_To be done_
Repeat the material exactly, leaving nothing out.

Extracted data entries
┌────────

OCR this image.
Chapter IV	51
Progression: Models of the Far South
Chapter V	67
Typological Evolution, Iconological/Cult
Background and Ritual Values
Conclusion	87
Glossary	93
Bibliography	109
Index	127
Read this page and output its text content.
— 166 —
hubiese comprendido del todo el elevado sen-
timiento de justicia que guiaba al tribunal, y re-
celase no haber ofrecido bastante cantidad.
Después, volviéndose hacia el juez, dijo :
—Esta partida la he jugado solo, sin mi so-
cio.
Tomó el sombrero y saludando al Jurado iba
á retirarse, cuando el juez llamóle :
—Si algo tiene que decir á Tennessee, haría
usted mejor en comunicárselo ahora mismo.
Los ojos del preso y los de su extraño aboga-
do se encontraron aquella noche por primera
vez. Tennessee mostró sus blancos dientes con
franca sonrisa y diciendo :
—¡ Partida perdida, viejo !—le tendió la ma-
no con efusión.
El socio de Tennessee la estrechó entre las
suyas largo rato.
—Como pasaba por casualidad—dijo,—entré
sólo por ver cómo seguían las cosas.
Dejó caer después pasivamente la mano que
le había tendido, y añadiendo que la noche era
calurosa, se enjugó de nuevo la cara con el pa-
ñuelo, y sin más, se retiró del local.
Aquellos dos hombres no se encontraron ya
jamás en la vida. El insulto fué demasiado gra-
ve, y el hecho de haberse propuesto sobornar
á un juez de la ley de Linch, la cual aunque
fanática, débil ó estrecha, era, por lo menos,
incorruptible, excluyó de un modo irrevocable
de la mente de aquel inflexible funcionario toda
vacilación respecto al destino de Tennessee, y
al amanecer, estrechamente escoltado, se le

└────────

_Task answer_
OCR this image.
Chapter IV	51
Progression: Models of the Far South
Chapter V	67
Typological Evolution, Iconological/Cult
Background and Ritual Values
Conclusion	87
Glossary	93
Bibliography	109
Index	127
Read this page and output its text content.
— 166 —
hubiese comprendido del todo el elevado sen-
timiento de justicia que guiaba al tribunal, y re-
celase no haber ofrecido bastante cantidad.
Después, volviéndose hacia el juez, dijo :
—Esta partida la he jugado solo, sin mi so-
cio.
Tomó el sombrero y saludando al Jurado iba
á retirarse, cuando el juez llamóle :
—Si algo tiene que decir á Tennessee, haría
usted mejor en comunicárselo ahora mismo.
Los ojos del preso y los de su extraño aboga-
do se encontraron aquella noche por primera
vez. Tennessee mostró sus blancos dientes con
franca sonrisa y diciendo :
—¡ Partida perdida, viejo !—le tendió la ma-
no con efusión.
El socio de Tennessee la estrechó entre las
suyas largo rato.
—Como pasaba por casualidad—dijo,—entré
sólo por ver cómo seguían las cosas.
Dejó caer después pasivamente la mano que
le había tendido, y añadiendo que la noche era
calurosa, se enjugó de nuevo la cara con el pa-
ñuelo, y sin más, se retiró del local.
Aquellos dos hombres no se encontraron ya
jamás en la vida. El insulto fué demasiado gra-
ve, y el hecho de haberse propuesto sobornar
á un juez de la ley de Linch, la cual aunque
fanática, débil ó estrecha, era, por lo menos,
incorruptible, excluyó de un modo irrevocable
de la mente de aquel inflexible funcionario toda
vacilación respecto al destino de Tennessee, y
al amanecer, estrechamente escoltado, se le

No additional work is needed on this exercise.